=== Recorded data ===

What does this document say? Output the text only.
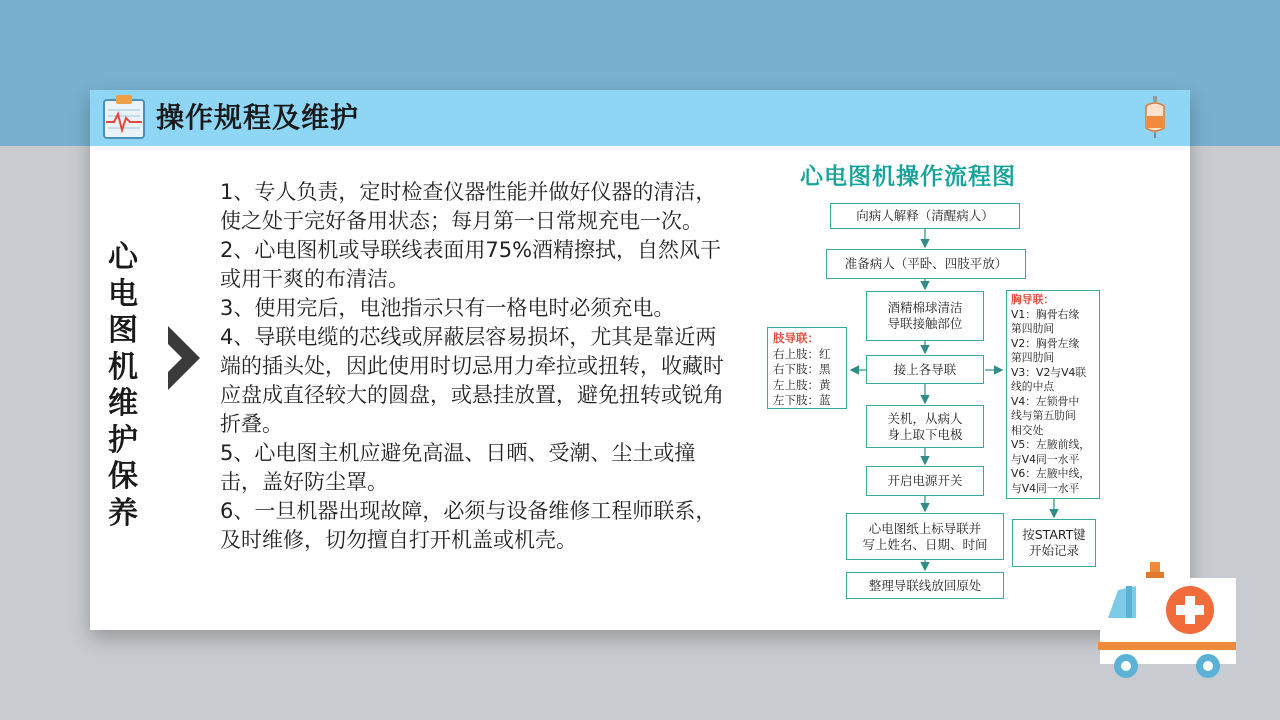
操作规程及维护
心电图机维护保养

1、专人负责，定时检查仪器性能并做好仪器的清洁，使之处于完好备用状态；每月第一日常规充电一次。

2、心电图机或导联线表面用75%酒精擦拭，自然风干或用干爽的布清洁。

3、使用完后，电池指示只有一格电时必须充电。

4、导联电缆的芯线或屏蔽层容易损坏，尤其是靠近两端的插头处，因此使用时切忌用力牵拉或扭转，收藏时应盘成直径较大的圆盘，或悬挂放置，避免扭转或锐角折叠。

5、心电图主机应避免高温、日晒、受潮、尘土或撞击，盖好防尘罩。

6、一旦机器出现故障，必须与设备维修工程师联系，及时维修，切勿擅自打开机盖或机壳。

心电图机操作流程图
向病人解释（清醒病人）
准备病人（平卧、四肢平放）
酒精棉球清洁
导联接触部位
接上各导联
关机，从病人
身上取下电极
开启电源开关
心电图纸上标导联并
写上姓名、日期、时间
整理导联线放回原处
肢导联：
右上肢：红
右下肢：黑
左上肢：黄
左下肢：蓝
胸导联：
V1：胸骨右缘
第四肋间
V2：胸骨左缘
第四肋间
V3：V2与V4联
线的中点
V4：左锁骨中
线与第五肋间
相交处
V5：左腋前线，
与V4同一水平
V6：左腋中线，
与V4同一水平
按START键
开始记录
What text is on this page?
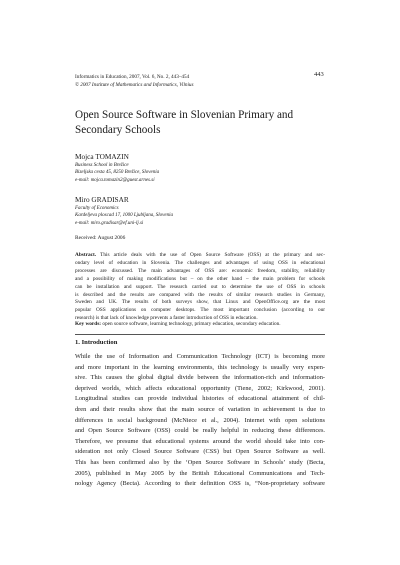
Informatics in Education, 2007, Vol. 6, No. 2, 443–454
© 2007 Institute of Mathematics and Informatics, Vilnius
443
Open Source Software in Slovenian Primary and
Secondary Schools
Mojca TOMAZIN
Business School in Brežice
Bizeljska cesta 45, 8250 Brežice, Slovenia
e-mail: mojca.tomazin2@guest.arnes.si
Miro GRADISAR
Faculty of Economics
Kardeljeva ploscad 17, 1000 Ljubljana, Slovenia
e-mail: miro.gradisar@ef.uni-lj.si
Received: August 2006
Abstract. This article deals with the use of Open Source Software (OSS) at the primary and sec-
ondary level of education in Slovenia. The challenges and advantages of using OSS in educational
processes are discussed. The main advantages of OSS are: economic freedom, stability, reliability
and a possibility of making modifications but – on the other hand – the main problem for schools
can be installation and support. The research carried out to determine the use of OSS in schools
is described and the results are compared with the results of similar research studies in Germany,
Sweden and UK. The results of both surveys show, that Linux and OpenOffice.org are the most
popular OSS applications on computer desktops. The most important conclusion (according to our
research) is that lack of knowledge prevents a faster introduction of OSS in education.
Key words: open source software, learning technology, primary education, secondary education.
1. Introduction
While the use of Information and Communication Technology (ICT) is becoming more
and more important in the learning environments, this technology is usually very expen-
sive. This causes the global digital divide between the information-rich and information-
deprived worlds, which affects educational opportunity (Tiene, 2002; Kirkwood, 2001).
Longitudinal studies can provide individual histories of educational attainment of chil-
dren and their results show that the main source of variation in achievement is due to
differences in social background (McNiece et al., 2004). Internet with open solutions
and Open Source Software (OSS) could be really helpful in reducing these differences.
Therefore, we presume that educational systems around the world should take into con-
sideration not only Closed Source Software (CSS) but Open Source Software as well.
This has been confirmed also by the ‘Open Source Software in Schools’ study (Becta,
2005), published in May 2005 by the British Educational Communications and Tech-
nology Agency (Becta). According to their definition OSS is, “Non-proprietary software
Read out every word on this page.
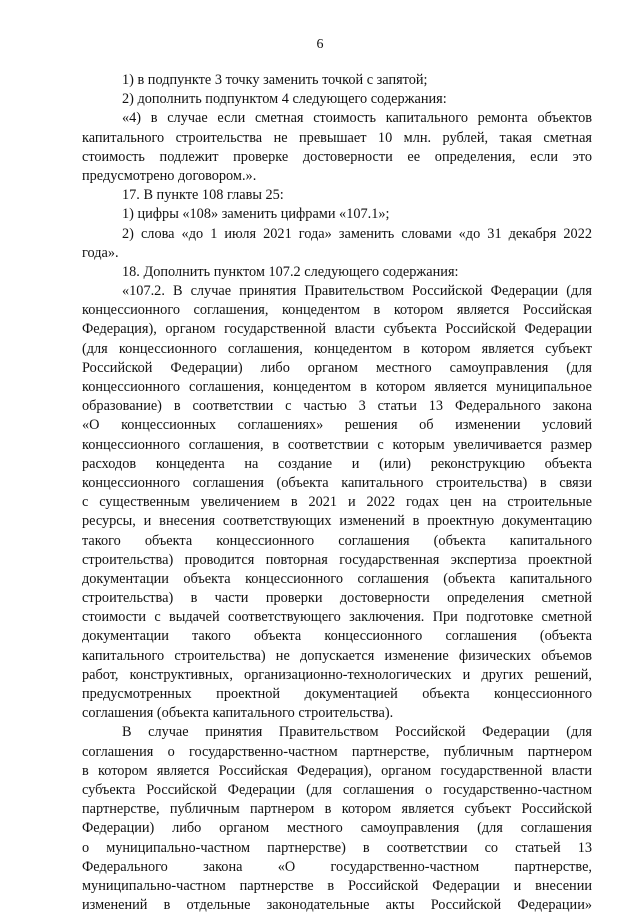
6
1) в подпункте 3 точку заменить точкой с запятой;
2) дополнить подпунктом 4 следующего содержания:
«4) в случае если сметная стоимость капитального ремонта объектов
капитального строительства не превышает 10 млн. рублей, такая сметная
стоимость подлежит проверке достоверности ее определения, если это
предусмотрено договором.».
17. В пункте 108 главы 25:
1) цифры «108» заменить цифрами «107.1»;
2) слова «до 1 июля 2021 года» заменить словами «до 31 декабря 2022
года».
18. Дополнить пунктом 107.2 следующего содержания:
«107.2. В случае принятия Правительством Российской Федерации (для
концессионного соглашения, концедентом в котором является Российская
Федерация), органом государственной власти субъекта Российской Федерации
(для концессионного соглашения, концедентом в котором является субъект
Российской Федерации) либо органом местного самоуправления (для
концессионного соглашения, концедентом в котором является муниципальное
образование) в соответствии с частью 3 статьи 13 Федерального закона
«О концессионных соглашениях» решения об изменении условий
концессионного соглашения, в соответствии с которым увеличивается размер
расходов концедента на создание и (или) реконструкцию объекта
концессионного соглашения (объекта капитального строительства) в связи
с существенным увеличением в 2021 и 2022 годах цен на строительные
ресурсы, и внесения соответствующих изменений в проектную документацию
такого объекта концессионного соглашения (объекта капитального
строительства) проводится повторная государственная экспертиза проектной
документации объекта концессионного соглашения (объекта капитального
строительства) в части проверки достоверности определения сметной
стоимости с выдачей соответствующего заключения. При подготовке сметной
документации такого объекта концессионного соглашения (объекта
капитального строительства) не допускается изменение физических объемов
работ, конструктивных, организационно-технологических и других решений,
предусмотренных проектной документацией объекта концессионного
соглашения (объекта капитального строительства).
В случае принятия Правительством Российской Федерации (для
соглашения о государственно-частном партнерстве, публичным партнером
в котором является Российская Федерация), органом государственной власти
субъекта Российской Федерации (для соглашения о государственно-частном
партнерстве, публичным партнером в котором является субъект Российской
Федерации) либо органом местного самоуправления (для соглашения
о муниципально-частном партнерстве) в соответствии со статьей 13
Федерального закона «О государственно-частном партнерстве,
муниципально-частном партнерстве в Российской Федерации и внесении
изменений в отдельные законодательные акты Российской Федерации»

===

• Short task:
Repeat the data above exactly, but not the pictures.

• The output:
What does this document say? Output the text only.
操作规程及维护
心电图机维护保养

1、专人负责，定时检查仪器性能并做好仪器的清洁，使之处于完好备用状态；每月第一日常规充电一次。

2、心电图机或导联线表面用75%酒精擦拭，自然风干或用干爽的布清洁。

3、使用完后，电池指示只有一格电时必须充电。

4、导联电缆的芯线或屏蔽层容易损坏，尤其是靠近两端的插头处，因此使用时切忌用力牵拉或扭转，收藏时应盘成直径较大的圆盘，或悬挂放置，避免扭转或锐角折叠。

5、心电图主机应避免高温、日晒、受潮、尘土或撞击，盖好防尘罩。

6、一旦机器出现故障，必须与设备维修工程师联系，及时维修，切勿擅自打开机盖或机壳。

心电图机操作流程图
向病人解释（清醒病人）
准备病人（平卧、四肢平放）
酒精棉球清洁
导联接触部位
接上各导联
关机，从病人
身上取下电极
开启电源开关
心电图纸上标导联并
写上姓名、日期、时间
整理导联线放回原处
肢导联：
右上肢：红
右下肢：黑
左上肢：黄
左下肢：蓝
胸导联：
V1：胸骨右缘
第四肋间
V2：胸骨左缘
第四肋间
V3：V2与V4联
线的中点
V4：左锁骨中
线与第五肋间
相交处
V5：左腋前线，
与V4同一水平
V6：左腋中线，
与V4同一水平
按START键
开始记录
What text is on this page?
Informatics in Education, 2007, Vol. 6, No. 2, 443–454
© 2007 Institute of Mathematics and Informatics, Vilnius
443
Open Source Software in Slovenian Primary and
Secondary Schools
Mojca TOMAZIN
Business School in Brežice
Bizeljska cesta 45, 8250 Brežice, Slovenia
e-mail: mojca.tomazin2@guest.arnes.si
Miro GRADISAR
Faculty of Economics
Kardeljeva ploscad 17, 1000 Ljubljana, Slovenia
e-mail: miro.gradisar@ef.uni-lj.si
Received: August 2006
Abstract. This article deals with the use of Open Source Software (OSS) at the primary and sec-
ondary level of education in Slovenia. The challenges and advantages of using OSS in educational
processes are discussed. The main advantages of OSS are: economic freedom, stability, reliability
and a possibility of making modifications but – on the other hand – the main problem for schools
can be installation and support. The research carried out to determine the use of OSS in schools
is described and the results are compared with the results of similar research studies in Germany,
Sweden and UK. The results of both surveys show, that Linux and OpenOffice.org are the most
popular OSS applications on computer desktops. The most important conclusion (according to our
research) is that lack of knowledge prevents a faster introduction of OSS in education.
Key words: open source software, learning technology, primary education, secondary education.
1. Introduction
While the use of Information and Communication Technology (ICT) is becoming more
and more important in the learning environments, this technology is usually very expen-
sive. This causes the global digital divide between the information-rich and information-
deprived worlds, which affects educational opportunity (Tiene, 2002; Kirkwood, 2001).
Longitudinal studies can provide individual histories of educational attainment of chil-
dren and their results show that the main source of variation in achievement is due to
differences in social background (McNiece et al., 2004). Internet with open solutions
and Open Source Software (OSS) could be really helpful in reducing these differences.
Therefore, we presume that educational systems around the world should take into con-
sideration not only Closed Source Software (CSS) but Open Source Software as well.
This has been confirmed also by the ‘Open Source Software in Schools’ study (Becta,
2005), published in May 2005 by the British Educational Communications and Tech-
nology Agency (Becta). According to their definition OSS is, “Non-proprietary software
Read out every word on this page.
6
1) в подпункте 3 точку заменить точкой с запятой;
2) дополнить подпунктом 4 следующего содержания:
«4) в случае если сметная стоимость капитального ремонта объектов
капитального строительства не превышает 10 млн. рублей, такая сметная
стоимость подлежит проверке достоверности ее определения, если это
предусмотрено договором.».
17. В пункте 108 главы 25:
1) цифры «108» заменить цифрами «107.1»;
2) слова «до 1 июля 2021 года» заменить словами «до 31 декабря 2022
года».
18. Дополнить пунктом 107.2 следующего содержания:
«107.2. В случае принятия Правительством Российской Федерации (для
концессионного соглашения, концедентом в котором является Российская
Федерация), органом государственной власти субъекта Российской Федерации
(для концессионного соглашения, концедентом в котором является субъект
Российской Федерации) либо органом местного самоуправления (для
концессионного соглашения, концедентом в котором является муниципальное
образование) в соответствии с частью 3 статьи 13 Федерального закона
«О концессионных соглашениях» решения об изменении условий
концессионного соглашения, в соответствии с которым увеличивается размер
расходов концедента на создание и (или) реконструкцию объекта
концессионного соглашения (объекта капитального строительства) в связи
с существенным увеличением в 2021 и 2022 годах цен на строительные
ресурсы, и внесения соответствующих изменений в проектную документацию
такого объекта концессионного соглашения (объекта капитального
строительства) проводится повторная государственная экспертиза проектной
документации объекта концессионного соглашения (объекта капитального
строительства) в части проверки достоверности определения сметной
стоимости с выдачей соответствующего заключения. При подготовке сметной
документации такого объекта концессионного соглашения (объекта
капитального строительства) не допускается изменение физических объемов
работ, конструктивных, организационно-технологических и других решений,
предусмотренных проектной документацией объекта концессионного
соглашения (объекта капитального строительства).
В случае принятия Правительством Российской Федерации (для
соглашения о государственно-частном партнерстве, публичным партнером
в котором является Российская Федерация), органом государственной власти
субъекта Российской Федерации (для соглашения о государственно-частном
партнерстве, публичным партнером в котором является субъект Российской
Федерации) либо органом местного самоуправления (для соглашения
о муниципально-частном партнерстве) в соответствии со статьей 13
Федерального закона «О государственно-частном партнерстве,
муниципально-частном партнерстве в Российской Федерации и внесении
изменений в отдельные законодательные акты Российской Федерации»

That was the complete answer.